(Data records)
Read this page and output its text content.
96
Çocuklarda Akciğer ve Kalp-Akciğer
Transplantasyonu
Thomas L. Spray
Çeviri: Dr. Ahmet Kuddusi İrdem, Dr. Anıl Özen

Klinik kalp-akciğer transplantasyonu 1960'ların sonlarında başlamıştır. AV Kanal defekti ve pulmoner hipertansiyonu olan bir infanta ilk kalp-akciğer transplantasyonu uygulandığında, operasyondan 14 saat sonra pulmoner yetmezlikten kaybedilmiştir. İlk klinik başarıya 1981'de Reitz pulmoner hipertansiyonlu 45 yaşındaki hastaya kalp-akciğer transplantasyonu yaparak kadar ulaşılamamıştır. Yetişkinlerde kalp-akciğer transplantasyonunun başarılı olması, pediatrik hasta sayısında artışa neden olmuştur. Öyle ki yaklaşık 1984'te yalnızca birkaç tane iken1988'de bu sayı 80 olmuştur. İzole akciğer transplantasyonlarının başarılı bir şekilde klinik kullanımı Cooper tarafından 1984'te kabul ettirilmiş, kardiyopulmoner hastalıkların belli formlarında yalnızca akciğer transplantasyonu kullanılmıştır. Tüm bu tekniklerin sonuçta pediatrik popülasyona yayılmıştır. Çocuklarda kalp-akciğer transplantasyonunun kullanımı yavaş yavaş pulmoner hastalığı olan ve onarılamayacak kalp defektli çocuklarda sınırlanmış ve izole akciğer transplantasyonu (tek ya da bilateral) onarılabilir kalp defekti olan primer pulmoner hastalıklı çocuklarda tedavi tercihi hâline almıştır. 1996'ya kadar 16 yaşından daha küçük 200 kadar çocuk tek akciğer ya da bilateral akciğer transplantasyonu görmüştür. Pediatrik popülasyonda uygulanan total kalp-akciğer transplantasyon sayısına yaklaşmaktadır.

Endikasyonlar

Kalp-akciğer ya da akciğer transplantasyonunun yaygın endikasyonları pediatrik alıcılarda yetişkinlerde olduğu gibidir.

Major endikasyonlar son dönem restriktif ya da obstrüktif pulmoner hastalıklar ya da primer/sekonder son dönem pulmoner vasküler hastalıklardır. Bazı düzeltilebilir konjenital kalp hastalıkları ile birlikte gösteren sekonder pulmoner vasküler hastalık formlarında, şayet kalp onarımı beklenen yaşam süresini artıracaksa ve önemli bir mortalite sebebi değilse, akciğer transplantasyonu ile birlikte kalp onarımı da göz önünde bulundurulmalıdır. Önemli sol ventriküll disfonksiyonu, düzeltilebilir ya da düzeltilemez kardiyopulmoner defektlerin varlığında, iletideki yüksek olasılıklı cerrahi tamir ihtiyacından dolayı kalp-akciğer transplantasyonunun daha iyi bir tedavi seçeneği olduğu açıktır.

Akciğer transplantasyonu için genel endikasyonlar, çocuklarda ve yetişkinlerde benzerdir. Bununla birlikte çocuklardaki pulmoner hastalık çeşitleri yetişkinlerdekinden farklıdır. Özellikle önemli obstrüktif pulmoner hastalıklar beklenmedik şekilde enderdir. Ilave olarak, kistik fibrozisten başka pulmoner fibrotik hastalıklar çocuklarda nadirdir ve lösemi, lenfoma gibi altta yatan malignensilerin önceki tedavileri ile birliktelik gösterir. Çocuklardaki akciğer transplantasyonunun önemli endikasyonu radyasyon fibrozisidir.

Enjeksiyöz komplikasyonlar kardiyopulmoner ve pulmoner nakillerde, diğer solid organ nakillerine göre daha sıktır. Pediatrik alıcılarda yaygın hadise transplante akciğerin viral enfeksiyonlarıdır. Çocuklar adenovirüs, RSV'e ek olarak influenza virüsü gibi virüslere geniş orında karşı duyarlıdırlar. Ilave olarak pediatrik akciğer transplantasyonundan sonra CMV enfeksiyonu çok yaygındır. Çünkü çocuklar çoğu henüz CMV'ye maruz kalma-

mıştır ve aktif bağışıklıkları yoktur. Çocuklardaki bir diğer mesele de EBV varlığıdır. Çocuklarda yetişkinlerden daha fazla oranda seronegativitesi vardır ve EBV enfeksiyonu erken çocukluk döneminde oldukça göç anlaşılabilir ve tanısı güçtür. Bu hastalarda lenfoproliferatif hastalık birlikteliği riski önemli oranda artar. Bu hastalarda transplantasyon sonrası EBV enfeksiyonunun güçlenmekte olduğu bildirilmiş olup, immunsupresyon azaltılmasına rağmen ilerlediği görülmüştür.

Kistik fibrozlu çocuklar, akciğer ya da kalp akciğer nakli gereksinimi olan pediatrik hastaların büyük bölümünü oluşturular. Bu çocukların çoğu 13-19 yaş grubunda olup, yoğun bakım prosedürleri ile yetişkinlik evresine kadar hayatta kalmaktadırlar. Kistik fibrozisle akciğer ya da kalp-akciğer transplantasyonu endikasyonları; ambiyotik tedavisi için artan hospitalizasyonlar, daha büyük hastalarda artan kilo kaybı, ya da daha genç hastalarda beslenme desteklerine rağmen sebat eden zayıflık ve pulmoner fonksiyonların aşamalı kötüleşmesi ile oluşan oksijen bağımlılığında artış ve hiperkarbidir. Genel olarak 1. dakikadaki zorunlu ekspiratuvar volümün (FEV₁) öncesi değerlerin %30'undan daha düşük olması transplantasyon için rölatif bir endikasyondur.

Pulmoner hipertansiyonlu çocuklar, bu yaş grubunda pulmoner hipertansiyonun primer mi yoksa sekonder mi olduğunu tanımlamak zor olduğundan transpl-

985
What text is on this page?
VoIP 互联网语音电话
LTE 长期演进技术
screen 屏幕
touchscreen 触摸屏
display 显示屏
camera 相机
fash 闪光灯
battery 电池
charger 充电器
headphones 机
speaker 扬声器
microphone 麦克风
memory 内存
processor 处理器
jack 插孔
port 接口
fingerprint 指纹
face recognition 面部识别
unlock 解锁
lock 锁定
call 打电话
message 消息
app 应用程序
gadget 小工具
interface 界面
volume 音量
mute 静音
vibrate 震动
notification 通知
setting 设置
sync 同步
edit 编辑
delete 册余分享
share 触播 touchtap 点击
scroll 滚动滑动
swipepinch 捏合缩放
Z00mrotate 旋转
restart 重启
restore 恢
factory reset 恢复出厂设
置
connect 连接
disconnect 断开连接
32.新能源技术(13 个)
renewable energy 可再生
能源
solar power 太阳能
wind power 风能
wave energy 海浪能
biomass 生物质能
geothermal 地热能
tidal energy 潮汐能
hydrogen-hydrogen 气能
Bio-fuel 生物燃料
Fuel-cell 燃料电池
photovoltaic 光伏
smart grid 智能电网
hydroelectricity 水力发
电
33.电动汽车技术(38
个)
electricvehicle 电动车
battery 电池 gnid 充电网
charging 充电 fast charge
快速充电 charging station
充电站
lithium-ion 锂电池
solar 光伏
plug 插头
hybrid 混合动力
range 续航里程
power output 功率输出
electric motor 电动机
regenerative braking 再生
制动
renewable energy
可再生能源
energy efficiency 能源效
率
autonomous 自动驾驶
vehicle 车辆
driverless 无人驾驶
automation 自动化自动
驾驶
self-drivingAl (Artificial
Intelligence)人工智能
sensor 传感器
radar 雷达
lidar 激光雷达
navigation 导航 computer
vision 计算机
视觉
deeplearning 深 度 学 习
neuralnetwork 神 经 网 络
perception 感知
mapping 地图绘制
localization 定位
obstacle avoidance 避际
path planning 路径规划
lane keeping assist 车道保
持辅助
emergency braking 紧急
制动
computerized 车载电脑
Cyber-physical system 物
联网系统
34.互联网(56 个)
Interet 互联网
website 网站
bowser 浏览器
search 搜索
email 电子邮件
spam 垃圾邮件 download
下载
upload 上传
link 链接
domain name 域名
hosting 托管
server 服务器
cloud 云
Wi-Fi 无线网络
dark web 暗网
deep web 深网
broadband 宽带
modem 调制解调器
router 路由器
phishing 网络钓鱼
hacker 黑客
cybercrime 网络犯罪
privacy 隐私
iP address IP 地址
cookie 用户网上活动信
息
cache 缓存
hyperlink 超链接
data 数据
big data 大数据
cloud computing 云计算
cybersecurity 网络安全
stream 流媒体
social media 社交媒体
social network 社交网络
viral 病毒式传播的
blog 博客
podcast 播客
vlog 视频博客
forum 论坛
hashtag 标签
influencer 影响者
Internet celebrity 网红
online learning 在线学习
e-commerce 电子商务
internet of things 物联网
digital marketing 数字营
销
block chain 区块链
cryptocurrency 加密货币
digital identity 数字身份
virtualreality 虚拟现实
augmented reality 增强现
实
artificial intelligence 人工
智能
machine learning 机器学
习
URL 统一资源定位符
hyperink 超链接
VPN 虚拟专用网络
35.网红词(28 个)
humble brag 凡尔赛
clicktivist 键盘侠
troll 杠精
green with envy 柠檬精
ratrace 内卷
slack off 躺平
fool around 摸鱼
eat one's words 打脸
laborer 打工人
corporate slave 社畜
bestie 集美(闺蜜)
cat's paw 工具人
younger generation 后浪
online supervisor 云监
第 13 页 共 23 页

- Aim of the task: Copy every line of the records above that holds the word "için".

- Exercise response:
Akciğer transplantasyonu için genel endikasyonlar, çocuklarda ve yetişkinlerde benzerdir. Bununla birlikte çocuklardaki pulmoner hastalık çeşitleri yetişkinlerdekinden farklıdır. Özellikle önemli obstrüktif pulmoner hastalıklar beklenmedik şekilde enderdir. Ilave olarak, kistik fibrozisten başka pulmoner fibrotik hastalıklar çocuklarda nadirdir ve lösemi, lenfoma gibi altta yatan malignensilerin önceki tedavileri ile birliktelik gösterir. Çocuklardaki akciğer transplantasyonunun önemli endikasyonu radyasyon fibrozisidir.
Kistik fibrozlu çocuklar, akciğer ya da kalp akciğer nakli gereksinimi olan pediatrik hastaların büyük bölümünü oluşturular. Bu çocukların çoğu 13-19 yaş grubunda olup, yoğun bakım prosedürleri ile yetişkinlik evresine kadar hayatta kalmaktadırlar. Kistik fibrozisle akciğer ya da kalp-akciğer transplantasyonu endikasyonları; ambiyotik tedavisi için artan hospitalizasyonlar, daha büyük hastalarda artan kilo kaybı, ya da daha genç hastalarda beslenme desteklerine rağmen sebat eden zayıflık ve pulmoner fonksiyonların aşamalı kötüleşmesi ile oluşan oksijen bağımlılığında artış ve hiperkarbidir. Genel olarak 1. dakikadaki zorunlu ekspiratuvar volümün (FEV₁) öncesi değerlerin %30'undan daha düşük olması transplantasyon için rölatif bir endikasyondur.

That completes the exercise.